Listings of boxed layout items:
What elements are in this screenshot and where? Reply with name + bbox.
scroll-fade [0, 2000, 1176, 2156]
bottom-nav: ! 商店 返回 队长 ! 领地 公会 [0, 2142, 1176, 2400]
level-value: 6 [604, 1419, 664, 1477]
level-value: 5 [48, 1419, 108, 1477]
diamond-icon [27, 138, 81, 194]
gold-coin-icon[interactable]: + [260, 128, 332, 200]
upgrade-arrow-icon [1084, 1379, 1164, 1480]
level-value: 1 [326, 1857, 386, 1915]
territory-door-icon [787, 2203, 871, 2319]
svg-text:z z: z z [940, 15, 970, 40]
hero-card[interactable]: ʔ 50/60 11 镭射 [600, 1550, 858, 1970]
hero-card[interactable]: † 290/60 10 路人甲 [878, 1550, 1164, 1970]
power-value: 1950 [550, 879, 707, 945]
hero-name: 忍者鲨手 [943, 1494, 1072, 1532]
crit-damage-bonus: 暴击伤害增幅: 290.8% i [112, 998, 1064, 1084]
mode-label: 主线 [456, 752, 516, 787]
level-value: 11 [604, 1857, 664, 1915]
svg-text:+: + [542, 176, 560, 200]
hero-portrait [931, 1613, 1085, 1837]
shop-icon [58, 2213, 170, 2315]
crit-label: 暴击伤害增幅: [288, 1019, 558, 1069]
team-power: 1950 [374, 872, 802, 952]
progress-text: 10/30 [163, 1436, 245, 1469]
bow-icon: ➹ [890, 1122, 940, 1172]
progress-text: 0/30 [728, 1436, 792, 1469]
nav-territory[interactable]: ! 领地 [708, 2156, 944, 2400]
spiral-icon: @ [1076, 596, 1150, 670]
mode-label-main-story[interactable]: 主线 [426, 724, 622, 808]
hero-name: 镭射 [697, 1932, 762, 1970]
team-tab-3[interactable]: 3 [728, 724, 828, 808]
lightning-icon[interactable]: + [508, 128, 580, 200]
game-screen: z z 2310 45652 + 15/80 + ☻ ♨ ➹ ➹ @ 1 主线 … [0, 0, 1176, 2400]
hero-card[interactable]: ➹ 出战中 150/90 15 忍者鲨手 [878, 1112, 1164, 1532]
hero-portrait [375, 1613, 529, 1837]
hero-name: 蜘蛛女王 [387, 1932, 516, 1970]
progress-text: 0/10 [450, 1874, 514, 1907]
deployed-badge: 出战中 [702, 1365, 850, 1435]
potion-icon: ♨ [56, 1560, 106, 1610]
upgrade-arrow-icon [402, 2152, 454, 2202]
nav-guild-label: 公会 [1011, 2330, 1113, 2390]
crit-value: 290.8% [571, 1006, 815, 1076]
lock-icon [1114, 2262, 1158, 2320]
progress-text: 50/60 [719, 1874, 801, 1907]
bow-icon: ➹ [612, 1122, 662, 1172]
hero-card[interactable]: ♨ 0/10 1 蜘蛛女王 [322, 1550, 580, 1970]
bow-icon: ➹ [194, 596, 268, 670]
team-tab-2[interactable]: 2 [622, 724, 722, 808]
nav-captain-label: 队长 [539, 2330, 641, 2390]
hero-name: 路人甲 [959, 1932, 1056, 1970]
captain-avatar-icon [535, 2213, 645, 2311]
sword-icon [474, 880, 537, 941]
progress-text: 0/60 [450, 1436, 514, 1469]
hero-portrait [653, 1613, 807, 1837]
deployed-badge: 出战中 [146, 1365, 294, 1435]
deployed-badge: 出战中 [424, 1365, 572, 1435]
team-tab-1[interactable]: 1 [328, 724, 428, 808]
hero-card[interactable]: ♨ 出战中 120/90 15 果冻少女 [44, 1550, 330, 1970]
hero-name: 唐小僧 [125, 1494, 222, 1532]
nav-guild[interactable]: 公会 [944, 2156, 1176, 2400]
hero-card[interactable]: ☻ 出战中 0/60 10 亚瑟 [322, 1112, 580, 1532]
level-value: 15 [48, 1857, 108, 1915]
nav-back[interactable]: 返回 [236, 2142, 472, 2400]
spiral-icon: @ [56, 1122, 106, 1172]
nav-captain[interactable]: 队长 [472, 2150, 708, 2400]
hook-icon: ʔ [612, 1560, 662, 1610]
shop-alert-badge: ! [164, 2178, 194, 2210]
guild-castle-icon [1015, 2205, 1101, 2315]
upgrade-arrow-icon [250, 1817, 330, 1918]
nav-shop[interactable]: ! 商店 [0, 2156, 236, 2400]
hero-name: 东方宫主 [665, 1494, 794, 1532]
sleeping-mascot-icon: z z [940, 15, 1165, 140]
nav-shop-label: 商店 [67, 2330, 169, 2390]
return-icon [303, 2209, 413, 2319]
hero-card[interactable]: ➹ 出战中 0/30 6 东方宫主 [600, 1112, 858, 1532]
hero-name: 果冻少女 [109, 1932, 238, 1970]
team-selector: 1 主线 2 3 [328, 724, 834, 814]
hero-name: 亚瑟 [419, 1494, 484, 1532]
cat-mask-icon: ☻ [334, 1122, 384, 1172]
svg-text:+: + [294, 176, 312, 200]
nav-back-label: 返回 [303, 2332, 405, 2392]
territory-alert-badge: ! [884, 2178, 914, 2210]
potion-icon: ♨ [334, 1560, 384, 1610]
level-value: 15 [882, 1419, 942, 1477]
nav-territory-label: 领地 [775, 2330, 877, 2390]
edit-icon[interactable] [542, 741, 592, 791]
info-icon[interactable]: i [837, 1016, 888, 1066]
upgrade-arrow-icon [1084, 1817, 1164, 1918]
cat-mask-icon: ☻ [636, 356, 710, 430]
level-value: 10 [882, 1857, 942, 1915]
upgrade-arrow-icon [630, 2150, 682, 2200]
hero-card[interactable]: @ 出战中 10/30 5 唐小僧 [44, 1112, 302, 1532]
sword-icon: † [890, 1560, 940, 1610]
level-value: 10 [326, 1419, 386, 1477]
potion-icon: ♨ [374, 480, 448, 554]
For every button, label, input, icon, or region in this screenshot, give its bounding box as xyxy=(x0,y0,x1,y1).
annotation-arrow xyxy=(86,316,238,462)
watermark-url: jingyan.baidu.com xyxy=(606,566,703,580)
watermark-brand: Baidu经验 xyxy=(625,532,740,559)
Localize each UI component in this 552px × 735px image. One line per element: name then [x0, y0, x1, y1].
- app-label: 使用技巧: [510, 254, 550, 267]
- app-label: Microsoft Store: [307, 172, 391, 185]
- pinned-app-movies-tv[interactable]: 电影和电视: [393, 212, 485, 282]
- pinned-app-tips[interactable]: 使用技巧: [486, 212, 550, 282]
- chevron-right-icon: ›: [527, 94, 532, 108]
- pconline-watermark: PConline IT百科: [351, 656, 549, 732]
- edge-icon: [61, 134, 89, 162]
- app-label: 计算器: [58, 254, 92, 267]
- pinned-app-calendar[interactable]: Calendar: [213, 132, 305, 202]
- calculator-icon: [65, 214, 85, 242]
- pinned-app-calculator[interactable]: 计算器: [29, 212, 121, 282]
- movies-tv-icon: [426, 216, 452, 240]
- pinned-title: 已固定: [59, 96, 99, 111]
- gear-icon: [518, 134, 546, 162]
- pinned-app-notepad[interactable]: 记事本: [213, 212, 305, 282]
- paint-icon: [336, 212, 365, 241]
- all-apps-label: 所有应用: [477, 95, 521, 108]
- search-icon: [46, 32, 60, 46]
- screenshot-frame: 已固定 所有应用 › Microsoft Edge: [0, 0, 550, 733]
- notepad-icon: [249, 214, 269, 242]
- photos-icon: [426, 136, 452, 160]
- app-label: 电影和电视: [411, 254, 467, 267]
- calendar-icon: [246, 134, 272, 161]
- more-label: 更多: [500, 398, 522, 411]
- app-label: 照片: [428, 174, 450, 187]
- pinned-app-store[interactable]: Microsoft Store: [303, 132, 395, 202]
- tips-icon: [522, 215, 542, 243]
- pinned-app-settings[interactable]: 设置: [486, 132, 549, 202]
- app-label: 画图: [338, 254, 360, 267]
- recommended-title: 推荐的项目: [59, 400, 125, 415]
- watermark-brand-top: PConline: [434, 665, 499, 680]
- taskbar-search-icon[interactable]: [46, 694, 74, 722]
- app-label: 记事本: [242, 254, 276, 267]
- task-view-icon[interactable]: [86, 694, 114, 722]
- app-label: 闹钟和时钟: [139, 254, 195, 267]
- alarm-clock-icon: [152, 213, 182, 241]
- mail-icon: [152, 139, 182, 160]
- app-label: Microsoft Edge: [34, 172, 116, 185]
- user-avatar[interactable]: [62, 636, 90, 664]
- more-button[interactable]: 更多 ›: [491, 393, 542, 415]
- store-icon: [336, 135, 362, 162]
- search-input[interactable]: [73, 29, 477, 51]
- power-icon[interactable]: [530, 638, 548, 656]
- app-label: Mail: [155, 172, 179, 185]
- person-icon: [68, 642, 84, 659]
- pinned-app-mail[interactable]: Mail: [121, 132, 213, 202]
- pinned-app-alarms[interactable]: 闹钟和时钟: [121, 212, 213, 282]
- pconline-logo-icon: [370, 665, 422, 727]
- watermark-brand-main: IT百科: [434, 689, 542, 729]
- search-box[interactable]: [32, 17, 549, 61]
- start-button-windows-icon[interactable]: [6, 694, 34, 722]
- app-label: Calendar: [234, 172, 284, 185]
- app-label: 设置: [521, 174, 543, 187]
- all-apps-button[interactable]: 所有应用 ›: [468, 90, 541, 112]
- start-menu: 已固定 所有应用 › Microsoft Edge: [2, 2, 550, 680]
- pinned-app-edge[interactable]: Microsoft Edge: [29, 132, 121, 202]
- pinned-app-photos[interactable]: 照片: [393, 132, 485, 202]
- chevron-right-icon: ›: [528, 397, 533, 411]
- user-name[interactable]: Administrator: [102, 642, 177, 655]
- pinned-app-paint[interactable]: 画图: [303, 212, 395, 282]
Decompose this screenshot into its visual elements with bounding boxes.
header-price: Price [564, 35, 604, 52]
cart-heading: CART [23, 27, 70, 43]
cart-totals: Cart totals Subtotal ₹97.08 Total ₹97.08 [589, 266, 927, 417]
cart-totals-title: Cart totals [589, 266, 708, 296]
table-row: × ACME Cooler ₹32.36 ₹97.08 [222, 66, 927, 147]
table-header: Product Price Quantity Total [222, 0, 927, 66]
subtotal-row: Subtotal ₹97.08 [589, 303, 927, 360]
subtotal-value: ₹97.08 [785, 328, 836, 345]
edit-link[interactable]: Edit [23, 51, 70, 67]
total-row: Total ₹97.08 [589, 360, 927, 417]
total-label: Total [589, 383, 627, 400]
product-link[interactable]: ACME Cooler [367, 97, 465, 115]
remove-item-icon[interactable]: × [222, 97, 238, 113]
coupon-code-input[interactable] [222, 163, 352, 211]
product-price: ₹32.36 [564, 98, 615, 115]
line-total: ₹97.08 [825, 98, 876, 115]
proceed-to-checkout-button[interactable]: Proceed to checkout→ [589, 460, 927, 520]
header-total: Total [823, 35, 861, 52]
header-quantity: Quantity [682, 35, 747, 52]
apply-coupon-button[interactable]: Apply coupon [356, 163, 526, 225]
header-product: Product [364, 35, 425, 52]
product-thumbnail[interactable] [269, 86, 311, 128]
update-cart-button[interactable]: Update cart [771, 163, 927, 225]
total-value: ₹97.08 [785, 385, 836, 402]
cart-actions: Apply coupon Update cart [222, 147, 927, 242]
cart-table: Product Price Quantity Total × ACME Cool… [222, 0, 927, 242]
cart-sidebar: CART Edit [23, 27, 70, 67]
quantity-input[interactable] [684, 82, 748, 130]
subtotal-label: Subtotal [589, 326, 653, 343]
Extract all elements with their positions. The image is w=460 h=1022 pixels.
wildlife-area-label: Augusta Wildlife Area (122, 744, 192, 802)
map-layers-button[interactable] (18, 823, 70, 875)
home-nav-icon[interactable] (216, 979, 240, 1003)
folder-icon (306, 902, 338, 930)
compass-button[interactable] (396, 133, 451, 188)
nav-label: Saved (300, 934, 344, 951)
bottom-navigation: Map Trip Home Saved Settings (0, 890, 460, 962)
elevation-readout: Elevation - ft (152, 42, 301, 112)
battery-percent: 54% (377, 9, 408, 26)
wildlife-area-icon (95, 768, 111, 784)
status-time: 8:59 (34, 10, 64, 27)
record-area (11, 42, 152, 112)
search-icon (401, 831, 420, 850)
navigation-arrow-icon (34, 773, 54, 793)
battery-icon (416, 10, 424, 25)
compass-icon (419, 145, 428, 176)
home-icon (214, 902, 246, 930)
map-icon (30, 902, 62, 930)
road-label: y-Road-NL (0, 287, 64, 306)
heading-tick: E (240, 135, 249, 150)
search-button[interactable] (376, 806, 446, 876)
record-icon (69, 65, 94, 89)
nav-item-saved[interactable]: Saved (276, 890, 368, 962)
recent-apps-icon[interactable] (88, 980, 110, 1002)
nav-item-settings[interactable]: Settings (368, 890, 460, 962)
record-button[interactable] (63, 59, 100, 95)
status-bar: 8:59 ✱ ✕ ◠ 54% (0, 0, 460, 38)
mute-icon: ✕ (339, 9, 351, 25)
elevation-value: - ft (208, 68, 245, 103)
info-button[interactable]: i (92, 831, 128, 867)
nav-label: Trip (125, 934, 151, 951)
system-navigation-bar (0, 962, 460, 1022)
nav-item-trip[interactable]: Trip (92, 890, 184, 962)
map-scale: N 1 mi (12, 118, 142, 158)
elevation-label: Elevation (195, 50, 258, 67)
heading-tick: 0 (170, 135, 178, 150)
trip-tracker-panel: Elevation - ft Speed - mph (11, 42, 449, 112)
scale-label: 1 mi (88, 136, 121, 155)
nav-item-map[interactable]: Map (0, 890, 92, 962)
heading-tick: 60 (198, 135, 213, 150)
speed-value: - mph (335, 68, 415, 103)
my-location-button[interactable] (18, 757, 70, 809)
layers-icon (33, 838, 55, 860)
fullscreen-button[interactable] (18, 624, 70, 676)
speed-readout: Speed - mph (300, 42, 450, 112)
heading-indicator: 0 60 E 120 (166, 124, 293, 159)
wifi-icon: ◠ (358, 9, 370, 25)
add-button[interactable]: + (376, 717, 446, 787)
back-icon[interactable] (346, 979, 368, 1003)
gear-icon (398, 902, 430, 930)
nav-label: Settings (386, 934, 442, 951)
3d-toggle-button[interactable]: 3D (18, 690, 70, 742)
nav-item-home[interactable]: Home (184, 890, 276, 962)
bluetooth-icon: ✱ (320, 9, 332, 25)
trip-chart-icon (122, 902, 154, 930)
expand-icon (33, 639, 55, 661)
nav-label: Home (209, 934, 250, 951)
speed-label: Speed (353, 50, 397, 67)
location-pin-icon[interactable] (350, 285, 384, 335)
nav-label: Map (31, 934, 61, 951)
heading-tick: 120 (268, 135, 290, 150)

WHAT NEEDS TO BE DONE: Copy out everything from the start of the listing down to the line containing "upgrade-arrow-icon [1084, 1379, 1164, 1480]", including both ends.

RESPONSE FOR THIS EXERCISE:
What elements are in this screenshot and where? Reply with name + bbox.
scroll-fade [0, 2000, 1176, 2156]
bottom-nav: ! 商店 返回 队长 ! 领地 公会 [0, 2142, 1176, 2400]
level-value: 6 [604, 1419, 664, 1477]
level-value: 5 [48, 1419, 108, 1477]
diamond-icon [27, 138, 81, 194]
gold-coin-icon[interactable]: + [260, 128, 332, 200]
upgrade-arrow-icon [1084, 1379, 1164, 1480]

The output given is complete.